WRITTEN PROBLEM:
Each line below should be retyped exactly, with no pictures.

Begin INFORMATION SUPPLIED

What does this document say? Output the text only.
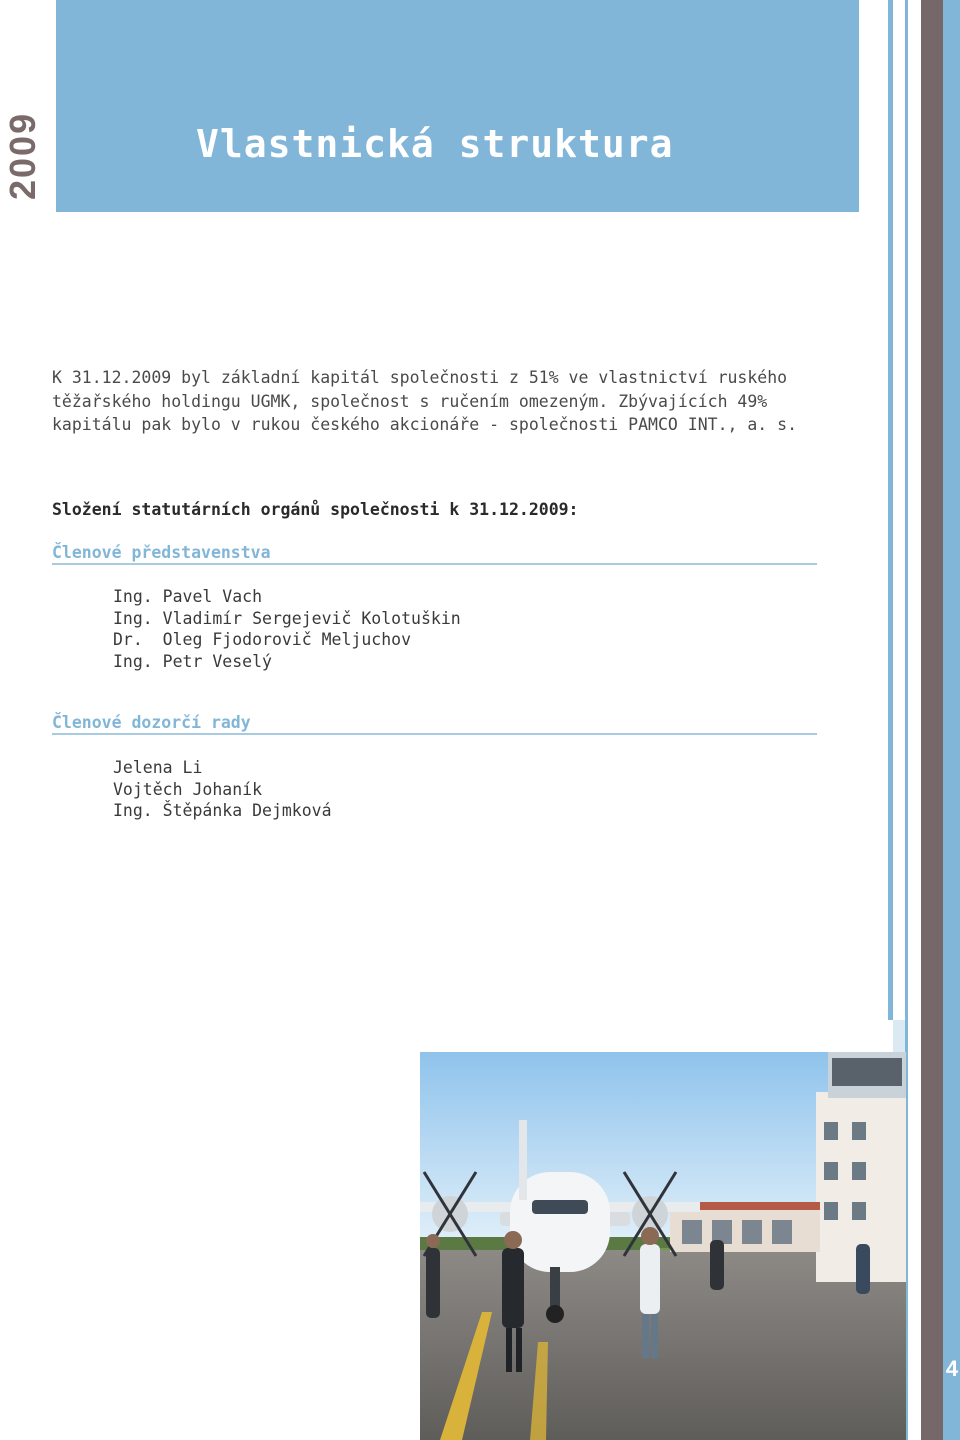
2009	Vlastnická struktura

K 31.12.2009 byl základní kapitál společnosti z 51% ve vlastnictví ruského těžařského holdingu UGMK, společnost s ručením omezeným. Zbývajících 49% kapitálu pak bylo v rukou českého akcionáře - společnosti PAMCO INT., a. s.

Složení statutárních orgánů společnosti k 31.12.2009:
Členové představenstva
Ing. Pavel Vach
Ing. Vladimír Sergejevič Kolotuškin
Dr.  Oleg Fjodorovič Meljuchov
Ing. Petr Veselý
Členové dozorčí rady
Jelena Li
Vojtěch Johaník
Ing. Štěpánka Dejmková
4
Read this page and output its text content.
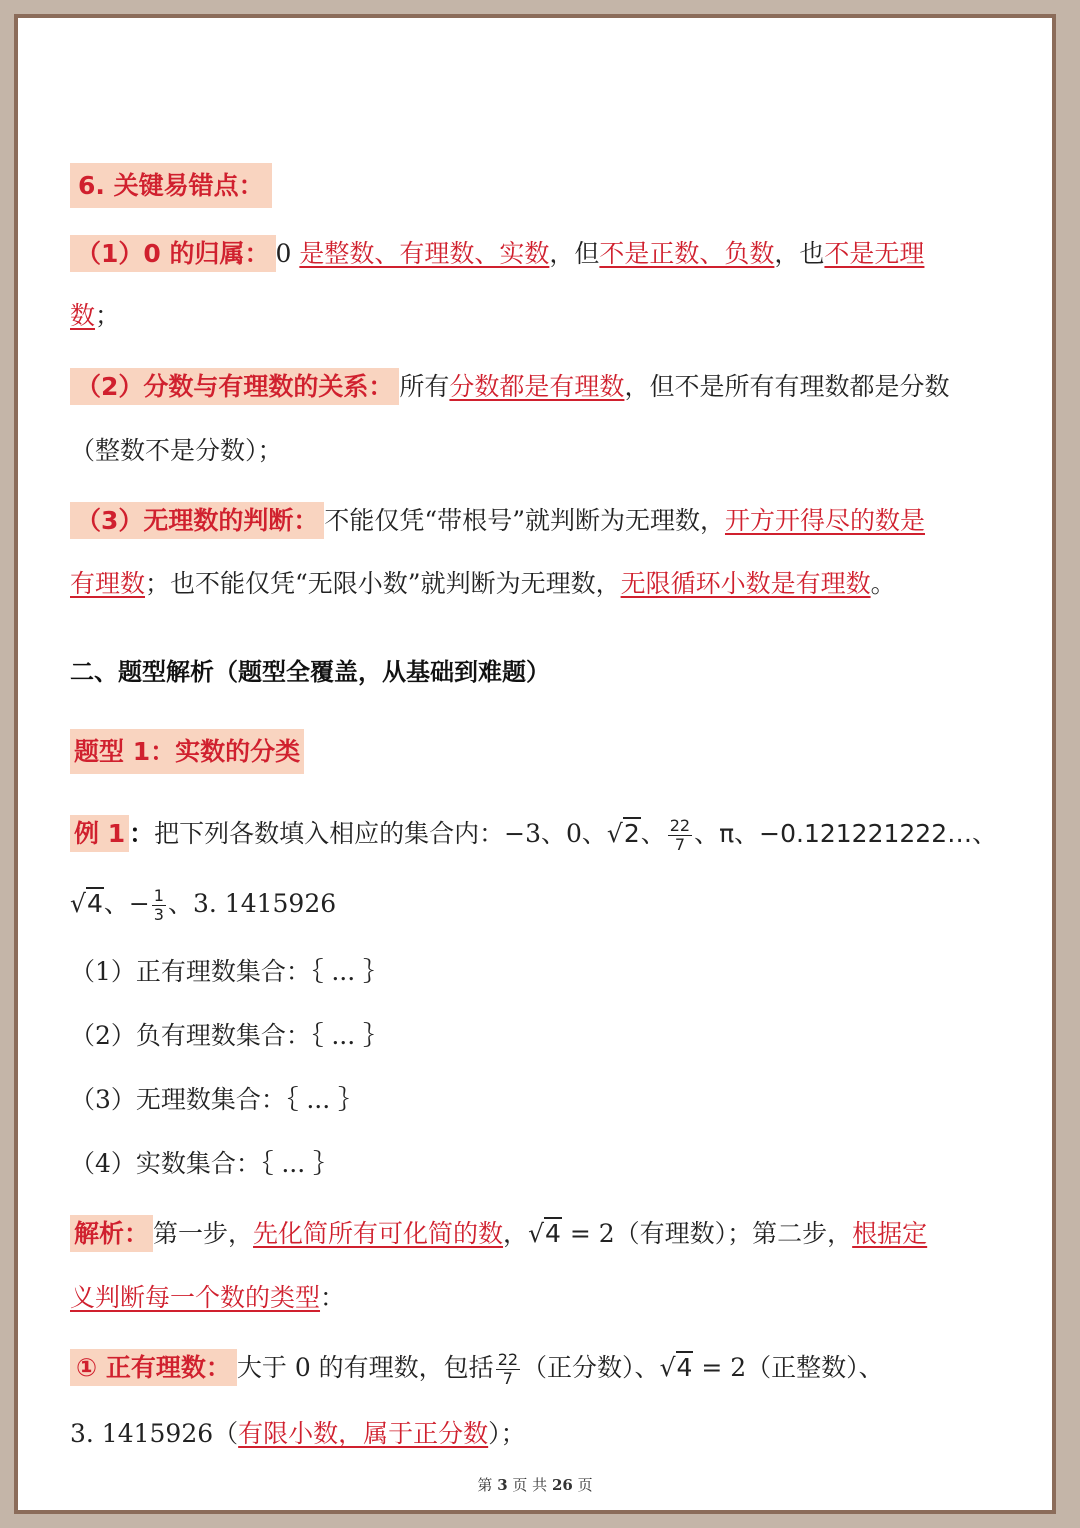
6. 关键易错点：
（1）0 的归属： 0 是整数、有理数、实数，但不是正数、负数，也不是无理
数；
（2）分数与有理数的关系： 所有分数都是有理数，但不是所有有理数都是分数
（整数不是分数）；
（3）无理数的判断： 不能仅凭“带根号”就判断为无理数，开方开得尽的数是
有理数；也不能仅凭“无限小数”就判断为无理数，无限循环小数是有理数。
二、题型解析（题型全覆盖，从基础到难题）
题型 1：实数的分类
例 1 ：把下列各数填入相应的集合内：−3、0、√2、 $\frac{22}{7}$ 、π、−0.121221222…、
√4、− $\frac{1}{3}$ 、3. 1415926
（1）正有理数集合：｛ ... ｝
（2）负有理数集合：｛ ... ｝
（3）无理数集合：｛ ... ｝
（4）实数集合：｛ ... ｝
解析： 第一步，先化简所有可化简的数，√4 = 2（有理数）；第二步，根据定
义判断每一个数的类型：
① 正有理数： 大于 0 的有理数，包括 $\frac{22}{7}$ （正分数）、√4 = 2（正整数）、
3. 1415926（有限小数，属于正分数）；
第 3 页 共 26 页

End INFORMATION SUPPLIED

WRITTEN REPLY:
What does this document say? Output the text only.
2009	Vlastnická struktura

K 31.12.2009 byl základní kapitál společnosti z 51% ve vlastnictví ruského těžařského holdingu UGMK, společnost s ručením omezeným. Zbývajících 49% kapitálu pak bylo v rukou českého akcionáře - společnosti PAMCO INT., a. s.

Složení statutárních orgánů společnosti k 31.12.2009:
Členové představenstva
Ing. Pavel Vach
Ing. Vladimír Sergejevič Kolotuškin
Dr.  Oleg Fjodorovič Meljuchov
Ing. Petr Veselý
Členové dozorčí rady
Jelena Li
Vojtěch Johaník
Ing. Štěpánka Dejmková
4
Read this page and output its text content.
6. 关键易错点：
（1）0 的归属： 0 是整数、有理数、实数，但不是正数、负数，也不是无理
数；
（2）分数与有理数的关系： 所有分数都是有理数，但不是所有有理数都是分数
（整数不是分数）；
（3）无理数的判断： 不能仅凭“带根号”就判断为无理数，开方开得尽的数是
有理数；也不能仅凭“无限小数”就判断为无理数，无限循环小数是有理数。
二、题型解析（题型全覆盖，从基础到难题）
题型 1：实数的分类
例 1 ：把下列各数填入相应的集合内：−3、0、√2、 $\frac{22}{7}$ 、π、−0.121221222…、
√4、− $\frac{1}{3}$ 、3. 1415926
（1）正有理数集合：｛ ... ｝
（2）负有理数集合：｛ ... ｝
（3）无理数集合：｛ ... ｝
（4）实数集合：｛ ... ｝
解析： 第一步，先化简所有可化简的数，√4 = 2（有理数）；第二步，根据定
义判断每一个数的类型：
① 正有理数： 大于 0 的有理数，包括 $\frac{22}{7}$ （正分数）、√4 = 2（正整数）、
3. 1415926（有限小数，属于正分数）；
第 3 页 共 26 页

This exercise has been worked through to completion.